Rows from a figure dataset
=-=-=
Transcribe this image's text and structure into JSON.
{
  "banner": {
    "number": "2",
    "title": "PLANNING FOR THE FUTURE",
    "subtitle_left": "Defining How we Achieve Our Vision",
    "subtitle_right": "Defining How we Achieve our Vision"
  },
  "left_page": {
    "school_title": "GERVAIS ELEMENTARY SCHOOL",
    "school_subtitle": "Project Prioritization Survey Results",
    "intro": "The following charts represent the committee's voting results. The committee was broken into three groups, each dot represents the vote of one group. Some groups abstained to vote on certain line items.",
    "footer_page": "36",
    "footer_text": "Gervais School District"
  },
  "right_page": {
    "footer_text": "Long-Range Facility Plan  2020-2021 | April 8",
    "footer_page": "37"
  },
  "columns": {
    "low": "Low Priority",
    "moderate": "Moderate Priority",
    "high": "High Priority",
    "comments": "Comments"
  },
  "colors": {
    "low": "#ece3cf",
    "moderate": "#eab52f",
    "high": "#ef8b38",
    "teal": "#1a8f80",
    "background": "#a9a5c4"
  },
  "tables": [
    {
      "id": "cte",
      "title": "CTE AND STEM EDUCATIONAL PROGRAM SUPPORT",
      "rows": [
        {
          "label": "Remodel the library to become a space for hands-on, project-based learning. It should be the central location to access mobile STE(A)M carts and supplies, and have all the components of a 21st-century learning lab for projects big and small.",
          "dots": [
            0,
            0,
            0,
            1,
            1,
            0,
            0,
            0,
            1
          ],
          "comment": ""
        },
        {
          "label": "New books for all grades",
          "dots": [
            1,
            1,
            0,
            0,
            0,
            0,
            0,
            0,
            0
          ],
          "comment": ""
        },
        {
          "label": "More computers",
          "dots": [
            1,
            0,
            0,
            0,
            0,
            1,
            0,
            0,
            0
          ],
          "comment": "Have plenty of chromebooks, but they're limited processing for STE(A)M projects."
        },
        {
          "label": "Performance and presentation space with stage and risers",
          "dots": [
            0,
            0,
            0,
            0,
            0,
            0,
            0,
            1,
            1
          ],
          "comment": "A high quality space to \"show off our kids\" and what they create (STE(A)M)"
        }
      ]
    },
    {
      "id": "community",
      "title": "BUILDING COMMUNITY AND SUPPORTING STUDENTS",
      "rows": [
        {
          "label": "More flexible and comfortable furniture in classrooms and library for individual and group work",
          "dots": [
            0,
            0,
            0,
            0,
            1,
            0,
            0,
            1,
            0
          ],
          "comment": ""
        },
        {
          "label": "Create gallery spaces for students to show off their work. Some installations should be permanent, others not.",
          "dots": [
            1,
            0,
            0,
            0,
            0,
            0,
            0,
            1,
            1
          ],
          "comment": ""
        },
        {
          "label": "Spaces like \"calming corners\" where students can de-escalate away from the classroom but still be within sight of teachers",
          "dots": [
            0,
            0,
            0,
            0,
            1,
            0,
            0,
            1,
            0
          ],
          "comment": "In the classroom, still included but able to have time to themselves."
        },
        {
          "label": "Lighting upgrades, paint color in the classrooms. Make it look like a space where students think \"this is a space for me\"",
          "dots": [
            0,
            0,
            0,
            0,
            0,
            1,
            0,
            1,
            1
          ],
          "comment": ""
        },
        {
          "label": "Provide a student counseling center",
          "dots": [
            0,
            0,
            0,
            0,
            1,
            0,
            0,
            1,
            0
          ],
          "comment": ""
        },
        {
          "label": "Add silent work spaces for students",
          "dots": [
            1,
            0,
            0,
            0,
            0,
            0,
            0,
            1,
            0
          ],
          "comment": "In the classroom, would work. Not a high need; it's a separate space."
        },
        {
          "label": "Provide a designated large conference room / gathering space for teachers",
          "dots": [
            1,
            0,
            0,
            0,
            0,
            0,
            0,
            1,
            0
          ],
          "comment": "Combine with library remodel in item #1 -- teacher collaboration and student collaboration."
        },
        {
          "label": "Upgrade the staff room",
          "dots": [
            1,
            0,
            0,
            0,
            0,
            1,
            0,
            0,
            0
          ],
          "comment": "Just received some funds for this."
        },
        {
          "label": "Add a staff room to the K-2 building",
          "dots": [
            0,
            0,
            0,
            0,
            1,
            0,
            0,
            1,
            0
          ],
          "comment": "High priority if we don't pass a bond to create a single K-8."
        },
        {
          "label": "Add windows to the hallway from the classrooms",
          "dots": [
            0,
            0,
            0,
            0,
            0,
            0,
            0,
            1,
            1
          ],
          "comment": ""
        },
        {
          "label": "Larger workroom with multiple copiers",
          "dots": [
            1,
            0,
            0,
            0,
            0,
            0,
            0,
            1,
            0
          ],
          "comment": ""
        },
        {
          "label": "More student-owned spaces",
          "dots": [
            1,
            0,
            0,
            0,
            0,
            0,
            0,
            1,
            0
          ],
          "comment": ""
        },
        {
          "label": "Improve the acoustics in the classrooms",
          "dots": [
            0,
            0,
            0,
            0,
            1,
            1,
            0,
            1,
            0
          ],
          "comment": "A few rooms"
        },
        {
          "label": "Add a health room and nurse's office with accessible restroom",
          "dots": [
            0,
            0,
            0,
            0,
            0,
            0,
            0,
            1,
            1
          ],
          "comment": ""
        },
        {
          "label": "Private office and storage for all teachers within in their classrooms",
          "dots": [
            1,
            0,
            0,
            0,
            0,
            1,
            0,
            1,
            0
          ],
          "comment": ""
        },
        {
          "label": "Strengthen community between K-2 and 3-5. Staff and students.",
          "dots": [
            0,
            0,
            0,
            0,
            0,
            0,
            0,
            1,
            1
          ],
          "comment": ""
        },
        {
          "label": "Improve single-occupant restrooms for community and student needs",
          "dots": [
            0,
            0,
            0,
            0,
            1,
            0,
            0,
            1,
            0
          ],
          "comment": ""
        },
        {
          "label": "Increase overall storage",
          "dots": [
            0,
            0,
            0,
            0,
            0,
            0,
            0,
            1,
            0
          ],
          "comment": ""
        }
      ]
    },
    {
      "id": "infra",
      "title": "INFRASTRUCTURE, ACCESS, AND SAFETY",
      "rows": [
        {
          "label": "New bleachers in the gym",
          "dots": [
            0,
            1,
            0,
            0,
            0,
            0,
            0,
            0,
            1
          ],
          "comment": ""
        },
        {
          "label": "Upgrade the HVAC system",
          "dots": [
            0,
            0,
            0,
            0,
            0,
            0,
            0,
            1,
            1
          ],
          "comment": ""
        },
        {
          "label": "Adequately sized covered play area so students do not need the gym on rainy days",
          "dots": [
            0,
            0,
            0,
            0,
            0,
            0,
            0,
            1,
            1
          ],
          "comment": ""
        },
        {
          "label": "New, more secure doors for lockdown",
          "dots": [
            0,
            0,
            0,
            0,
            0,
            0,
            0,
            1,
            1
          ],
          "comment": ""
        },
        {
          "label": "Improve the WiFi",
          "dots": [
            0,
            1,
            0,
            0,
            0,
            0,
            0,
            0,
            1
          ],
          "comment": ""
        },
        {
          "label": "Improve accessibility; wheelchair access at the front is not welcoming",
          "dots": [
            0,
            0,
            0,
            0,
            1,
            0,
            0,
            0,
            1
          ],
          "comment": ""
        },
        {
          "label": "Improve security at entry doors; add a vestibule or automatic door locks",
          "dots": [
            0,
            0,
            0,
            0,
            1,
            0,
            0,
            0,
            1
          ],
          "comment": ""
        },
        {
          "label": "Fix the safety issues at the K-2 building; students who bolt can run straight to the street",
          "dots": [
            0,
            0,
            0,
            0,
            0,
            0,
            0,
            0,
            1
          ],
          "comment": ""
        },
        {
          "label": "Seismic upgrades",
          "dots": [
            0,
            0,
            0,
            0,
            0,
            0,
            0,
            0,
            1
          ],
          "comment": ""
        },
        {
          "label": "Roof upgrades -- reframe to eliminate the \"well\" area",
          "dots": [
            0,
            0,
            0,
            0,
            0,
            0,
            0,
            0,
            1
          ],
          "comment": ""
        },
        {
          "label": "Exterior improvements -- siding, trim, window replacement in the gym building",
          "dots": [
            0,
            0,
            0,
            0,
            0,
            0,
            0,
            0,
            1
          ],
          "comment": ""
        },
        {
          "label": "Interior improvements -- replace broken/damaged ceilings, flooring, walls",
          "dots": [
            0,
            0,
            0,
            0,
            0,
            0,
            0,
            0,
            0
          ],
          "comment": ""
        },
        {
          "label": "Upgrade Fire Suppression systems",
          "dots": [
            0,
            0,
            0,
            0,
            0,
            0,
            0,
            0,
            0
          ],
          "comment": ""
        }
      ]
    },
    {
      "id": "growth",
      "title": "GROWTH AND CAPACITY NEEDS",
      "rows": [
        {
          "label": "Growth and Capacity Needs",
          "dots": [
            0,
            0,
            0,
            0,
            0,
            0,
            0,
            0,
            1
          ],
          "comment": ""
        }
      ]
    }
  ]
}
=-=-=
◆ WHAT IS EXPECTED: Search the data above for the string "upgrades" and copy each line that has it.

◆ TASK SOLUTION:
          "label": "Lighting upgrades, paint color in the classrooms. Make it look like a space where students think \"this is a space for me\"",
          "label": "Seismic upgrades",
          "label": "Roof upgrades -- reframe to eliminate the \"well\" area",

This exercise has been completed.